Extract each line of the records below that contains the word "COVID".

[BEGIN]

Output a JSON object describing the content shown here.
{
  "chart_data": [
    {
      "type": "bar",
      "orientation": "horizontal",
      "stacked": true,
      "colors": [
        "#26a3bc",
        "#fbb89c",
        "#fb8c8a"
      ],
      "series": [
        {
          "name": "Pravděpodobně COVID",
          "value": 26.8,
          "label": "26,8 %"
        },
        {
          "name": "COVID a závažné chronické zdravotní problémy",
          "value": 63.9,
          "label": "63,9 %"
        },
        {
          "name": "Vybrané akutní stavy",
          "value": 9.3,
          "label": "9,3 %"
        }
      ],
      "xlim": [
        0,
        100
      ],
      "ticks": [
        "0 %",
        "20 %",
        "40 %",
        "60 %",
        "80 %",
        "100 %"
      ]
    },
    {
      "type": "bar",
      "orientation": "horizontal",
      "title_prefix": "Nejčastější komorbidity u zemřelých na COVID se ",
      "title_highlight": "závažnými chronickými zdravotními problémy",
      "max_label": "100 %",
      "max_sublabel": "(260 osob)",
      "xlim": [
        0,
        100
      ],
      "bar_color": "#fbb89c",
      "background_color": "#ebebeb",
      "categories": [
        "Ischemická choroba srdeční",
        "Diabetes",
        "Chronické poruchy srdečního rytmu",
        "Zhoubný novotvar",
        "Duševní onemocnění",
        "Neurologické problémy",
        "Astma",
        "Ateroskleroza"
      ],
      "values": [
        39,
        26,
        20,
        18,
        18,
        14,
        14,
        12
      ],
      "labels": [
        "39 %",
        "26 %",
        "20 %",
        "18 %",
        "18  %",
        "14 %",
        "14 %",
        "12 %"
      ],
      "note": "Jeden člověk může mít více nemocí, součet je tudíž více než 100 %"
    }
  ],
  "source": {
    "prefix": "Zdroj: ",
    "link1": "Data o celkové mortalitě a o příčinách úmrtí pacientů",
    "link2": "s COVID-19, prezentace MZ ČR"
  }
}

[END]

■ **ANSWER FOR THIS EXERCISE**
          "name": "Pravděpodobně COVID",
          "name": "COVID a závažné chronické zdravotní problémy",
      "title_prefix": "Nejčastější komorbidity u zemřelých na COVID se ",
    "link2": "s COVID-19, prezentace MZ ČR"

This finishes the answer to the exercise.